> [INSTRUCTIONS FOR THE TASK] Each line containing the word "산정자는" should be found and copied.

(Saved entries)
....................

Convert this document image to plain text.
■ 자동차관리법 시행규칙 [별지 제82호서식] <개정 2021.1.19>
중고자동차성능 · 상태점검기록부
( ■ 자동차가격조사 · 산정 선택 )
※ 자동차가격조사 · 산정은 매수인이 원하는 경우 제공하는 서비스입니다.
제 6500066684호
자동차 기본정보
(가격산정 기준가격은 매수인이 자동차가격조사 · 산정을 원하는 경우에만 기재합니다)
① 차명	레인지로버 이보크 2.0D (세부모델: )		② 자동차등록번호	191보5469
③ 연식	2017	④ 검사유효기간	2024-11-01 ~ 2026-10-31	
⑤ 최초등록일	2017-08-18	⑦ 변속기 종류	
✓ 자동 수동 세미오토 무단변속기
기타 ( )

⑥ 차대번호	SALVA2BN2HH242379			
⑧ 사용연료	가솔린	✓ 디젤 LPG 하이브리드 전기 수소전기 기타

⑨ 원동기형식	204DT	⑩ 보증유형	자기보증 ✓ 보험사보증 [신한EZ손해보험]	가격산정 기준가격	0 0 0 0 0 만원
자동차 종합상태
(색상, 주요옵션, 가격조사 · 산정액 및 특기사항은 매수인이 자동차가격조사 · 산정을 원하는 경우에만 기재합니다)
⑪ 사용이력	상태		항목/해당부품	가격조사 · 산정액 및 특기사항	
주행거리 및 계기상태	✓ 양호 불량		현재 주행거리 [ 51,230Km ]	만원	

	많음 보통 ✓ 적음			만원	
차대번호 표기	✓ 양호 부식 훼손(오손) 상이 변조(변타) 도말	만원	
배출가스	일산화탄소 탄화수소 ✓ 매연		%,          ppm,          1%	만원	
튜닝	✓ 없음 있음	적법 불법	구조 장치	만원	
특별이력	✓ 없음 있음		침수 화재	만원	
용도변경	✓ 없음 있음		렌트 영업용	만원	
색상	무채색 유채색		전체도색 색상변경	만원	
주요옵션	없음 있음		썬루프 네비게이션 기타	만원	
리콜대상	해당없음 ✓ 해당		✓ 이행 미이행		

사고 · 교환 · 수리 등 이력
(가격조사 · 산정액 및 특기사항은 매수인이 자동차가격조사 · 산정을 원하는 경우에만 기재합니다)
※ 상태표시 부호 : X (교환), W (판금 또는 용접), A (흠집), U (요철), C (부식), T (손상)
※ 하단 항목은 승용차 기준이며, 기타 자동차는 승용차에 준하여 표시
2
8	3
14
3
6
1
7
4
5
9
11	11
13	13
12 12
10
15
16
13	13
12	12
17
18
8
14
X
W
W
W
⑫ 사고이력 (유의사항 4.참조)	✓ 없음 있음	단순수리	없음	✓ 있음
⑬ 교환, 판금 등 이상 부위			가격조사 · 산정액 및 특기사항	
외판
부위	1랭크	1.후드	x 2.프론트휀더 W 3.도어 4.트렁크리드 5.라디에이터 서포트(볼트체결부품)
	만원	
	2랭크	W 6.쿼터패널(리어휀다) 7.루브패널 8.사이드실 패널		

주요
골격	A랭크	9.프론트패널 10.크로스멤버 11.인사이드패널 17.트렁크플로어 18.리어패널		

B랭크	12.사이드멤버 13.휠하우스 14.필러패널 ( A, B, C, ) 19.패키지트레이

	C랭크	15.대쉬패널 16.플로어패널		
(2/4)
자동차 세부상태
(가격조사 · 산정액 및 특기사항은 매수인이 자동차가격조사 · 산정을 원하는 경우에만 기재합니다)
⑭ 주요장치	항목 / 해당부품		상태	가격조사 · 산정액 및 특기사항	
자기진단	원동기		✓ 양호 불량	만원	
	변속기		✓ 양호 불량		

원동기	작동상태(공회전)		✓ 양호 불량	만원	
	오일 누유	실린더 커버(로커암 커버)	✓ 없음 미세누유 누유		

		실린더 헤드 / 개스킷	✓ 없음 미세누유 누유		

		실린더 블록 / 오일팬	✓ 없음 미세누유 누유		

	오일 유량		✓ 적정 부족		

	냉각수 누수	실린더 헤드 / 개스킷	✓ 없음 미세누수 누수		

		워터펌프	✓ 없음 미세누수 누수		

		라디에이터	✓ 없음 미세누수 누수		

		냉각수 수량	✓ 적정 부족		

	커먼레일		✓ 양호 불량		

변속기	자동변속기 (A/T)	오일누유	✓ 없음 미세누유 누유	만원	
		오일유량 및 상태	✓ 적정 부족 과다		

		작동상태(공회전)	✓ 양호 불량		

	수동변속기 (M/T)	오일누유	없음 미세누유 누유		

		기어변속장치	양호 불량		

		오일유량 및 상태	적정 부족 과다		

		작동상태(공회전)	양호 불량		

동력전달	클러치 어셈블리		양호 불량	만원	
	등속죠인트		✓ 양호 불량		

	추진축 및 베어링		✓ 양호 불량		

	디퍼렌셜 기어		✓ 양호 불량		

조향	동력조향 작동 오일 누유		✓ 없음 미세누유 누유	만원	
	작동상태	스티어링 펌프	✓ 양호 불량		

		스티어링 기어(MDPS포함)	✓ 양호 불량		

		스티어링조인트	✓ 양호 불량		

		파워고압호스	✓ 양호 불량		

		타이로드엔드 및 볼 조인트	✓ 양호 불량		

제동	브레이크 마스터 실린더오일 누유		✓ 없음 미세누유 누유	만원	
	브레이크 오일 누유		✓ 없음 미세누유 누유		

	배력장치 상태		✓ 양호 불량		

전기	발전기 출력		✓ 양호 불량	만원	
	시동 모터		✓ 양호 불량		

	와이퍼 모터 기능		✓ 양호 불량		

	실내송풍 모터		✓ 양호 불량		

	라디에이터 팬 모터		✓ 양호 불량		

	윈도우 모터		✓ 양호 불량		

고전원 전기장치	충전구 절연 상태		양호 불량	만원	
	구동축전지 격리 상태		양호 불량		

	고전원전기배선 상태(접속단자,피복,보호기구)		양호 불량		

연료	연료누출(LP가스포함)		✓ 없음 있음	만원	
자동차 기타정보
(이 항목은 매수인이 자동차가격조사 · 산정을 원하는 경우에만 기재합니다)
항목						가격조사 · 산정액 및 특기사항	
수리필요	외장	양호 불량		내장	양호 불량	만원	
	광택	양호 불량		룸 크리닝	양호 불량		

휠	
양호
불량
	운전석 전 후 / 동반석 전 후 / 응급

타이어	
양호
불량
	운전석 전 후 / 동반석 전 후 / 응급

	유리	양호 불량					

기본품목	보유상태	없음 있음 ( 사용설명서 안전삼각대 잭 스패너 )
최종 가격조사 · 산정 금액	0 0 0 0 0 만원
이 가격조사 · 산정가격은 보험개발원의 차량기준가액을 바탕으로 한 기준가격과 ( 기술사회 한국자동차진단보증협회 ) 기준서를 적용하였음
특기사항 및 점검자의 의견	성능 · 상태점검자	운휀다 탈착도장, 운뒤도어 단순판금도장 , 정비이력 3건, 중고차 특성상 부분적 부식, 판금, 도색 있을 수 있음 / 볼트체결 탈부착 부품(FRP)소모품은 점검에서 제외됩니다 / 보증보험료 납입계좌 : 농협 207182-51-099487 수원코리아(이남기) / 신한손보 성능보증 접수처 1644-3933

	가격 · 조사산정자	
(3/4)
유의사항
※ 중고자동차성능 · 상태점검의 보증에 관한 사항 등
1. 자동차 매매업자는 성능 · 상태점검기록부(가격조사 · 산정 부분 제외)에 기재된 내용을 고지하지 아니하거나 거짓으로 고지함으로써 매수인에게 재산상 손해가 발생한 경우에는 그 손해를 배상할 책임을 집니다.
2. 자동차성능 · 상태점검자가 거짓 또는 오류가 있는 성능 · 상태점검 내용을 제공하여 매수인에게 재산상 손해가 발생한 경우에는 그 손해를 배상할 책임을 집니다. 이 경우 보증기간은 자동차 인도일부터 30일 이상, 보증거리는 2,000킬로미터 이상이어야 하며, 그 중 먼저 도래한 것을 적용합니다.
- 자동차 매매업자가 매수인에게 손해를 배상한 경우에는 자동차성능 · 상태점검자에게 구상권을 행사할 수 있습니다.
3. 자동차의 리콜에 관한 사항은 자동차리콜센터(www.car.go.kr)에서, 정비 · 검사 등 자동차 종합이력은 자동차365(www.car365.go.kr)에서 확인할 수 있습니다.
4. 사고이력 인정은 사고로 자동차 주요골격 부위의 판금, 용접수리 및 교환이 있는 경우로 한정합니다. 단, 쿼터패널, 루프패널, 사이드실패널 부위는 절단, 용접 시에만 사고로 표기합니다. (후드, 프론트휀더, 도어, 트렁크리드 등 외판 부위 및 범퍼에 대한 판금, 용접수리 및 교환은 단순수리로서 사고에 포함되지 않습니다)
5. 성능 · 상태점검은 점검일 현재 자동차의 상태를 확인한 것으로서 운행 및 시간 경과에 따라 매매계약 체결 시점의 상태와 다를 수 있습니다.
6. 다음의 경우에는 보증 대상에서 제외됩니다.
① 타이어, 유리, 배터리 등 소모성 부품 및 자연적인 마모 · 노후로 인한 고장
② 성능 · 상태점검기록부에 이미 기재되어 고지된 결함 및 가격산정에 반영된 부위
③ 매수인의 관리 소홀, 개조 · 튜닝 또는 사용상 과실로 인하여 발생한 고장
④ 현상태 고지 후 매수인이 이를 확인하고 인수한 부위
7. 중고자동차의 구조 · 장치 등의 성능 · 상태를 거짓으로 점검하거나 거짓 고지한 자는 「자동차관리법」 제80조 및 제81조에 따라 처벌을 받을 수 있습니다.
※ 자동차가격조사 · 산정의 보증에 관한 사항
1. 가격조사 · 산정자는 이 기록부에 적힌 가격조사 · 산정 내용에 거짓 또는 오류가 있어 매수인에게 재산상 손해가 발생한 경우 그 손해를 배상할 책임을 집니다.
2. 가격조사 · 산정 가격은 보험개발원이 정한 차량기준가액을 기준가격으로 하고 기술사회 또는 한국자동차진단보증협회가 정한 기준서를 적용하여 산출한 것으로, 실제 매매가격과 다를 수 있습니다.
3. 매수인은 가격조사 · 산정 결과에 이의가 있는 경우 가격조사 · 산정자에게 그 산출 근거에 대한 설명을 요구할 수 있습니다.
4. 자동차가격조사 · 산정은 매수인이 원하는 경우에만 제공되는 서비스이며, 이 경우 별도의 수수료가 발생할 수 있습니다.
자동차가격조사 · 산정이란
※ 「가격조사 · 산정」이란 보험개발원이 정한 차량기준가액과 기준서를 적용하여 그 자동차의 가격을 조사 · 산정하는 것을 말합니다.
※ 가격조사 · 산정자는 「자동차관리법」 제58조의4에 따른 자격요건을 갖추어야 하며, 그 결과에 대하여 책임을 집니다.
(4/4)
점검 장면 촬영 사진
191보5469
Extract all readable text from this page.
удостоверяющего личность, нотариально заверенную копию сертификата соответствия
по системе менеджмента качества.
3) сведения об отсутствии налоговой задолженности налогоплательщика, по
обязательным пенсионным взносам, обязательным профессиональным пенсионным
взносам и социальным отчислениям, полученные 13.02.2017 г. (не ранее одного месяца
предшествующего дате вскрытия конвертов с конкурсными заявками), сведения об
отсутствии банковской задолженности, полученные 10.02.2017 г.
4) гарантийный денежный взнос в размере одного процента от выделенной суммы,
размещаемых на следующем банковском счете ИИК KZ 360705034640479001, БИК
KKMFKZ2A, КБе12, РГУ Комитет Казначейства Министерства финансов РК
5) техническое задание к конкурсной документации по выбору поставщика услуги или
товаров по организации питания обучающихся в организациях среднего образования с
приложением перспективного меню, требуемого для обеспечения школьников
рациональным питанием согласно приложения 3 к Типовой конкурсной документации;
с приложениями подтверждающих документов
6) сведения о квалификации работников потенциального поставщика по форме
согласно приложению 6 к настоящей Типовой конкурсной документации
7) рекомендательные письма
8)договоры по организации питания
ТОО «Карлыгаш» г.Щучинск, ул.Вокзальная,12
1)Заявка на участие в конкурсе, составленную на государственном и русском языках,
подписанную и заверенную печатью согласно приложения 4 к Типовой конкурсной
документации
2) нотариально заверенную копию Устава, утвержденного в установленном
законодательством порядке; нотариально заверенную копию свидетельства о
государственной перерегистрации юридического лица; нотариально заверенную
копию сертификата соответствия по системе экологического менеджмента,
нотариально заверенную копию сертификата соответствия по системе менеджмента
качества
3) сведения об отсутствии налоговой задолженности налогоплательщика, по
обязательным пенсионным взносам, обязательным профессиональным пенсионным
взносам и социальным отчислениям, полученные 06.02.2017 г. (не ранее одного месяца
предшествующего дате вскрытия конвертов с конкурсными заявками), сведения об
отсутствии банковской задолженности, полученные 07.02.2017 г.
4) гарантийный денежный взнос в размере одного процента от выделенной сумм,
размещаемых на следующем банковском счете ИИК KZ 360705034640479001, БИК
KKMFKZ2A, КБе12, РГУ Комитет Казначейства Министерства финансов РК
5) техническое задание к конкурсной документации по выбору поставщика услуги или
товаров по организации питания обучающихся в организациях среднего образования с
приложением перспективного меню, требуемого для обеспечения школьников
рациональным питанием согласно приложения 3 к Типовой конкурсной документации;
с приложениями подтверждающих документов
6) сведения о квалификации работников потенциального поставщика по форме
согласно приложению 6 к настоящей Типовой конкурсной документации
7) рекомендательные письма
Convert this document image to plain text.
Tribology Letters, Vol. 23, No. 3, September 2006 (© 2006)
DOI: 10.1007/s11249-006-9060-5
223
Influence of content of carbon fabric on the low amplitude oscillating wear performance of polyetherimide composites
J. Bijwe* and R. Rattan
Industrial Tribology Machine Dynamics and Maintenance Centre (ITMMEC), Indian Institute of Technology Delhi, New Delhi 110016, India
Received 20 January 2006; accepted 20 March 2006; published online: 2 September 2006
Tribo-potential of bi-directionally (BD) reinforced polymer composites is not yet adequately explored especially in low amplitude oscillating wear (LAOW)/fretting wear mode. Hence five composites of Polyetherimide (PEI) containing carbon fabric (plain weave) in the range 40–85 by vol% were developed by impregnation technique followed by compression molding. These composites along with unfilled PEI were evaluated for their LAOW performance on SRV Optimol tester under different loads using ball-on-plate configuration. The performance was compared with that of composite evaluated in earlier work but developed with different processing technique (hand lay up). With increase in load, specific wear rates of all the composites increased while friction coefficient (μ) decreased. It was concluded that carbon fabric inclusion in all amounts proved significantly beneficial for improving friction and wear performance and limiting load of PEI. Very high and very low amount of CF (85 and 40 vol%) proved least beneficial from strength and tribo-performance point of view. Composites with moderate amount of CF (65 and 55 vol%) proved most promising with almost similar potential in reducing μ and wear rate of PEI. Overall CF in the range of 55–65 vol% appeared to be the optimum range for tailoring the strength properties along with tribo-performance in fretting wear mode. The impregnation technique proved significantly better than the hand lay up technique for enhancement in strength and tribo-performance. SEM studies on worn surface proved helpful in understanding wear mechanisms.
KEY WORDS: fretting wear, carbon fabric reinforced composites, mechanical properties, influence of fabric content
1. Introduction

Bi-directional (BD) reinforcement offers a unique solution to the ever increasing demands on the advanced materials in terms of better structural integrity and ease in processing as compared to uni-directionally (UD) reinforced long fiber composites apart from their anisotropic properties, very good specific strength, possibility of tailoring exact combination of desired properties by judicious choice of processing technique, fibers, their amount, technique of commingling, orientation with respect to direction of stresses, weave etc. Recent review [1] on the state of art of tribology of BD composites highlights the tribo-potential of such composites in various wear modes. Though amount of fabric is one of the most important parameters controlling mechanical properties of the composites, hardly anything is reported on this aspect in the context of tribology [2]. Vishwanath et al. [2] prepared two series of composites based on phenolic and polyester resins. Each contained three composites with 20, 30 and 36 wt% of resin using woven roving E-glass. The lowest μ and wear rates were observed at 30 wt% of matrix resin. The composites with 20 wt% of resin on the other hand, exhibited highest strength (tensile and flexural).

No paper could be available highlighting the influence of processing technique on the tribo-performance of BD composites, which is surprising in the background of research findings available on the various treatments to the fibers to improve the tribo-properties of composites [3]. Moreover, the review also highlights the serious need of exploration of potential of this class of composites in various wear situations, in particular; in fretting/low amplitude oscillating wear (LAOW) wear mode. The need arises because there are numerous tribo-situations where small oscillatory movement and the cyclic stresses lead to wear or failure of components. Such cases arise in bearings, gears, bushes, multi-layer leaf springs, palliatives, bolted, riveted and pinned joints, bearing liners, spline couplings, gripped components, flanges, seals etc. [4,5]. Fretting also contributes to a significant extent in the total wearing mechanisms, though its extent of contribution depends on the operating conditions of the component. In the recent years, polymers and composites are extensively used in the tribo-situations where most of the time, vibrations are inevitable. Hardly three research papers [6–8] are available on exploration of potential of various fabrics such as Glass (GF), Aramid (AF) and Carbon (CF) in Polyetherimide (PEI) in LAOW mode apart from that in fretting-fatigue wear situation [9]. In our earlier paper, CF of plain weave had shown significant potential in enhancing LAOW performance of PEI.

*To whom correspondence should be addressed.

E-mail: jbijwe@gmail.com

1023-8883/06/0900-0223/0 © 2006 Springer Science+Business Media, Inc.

....................

> [WORKED ANSWER]
1. 가격조사 · 산정자는 이 기록부에 적힌 가격조사 · 산정 내용에 거짓 또는 오류가 있어 매수인에게 재산상 손해가 발생한 경우 그 손해를 배상할 책임을 집니다.
※ 가격조사 · 산정자는 「자동차관리법」 제58조의4에 따른 자격요건을 갖추어야 하며, 그 결과에 대하여 책임을 집니다.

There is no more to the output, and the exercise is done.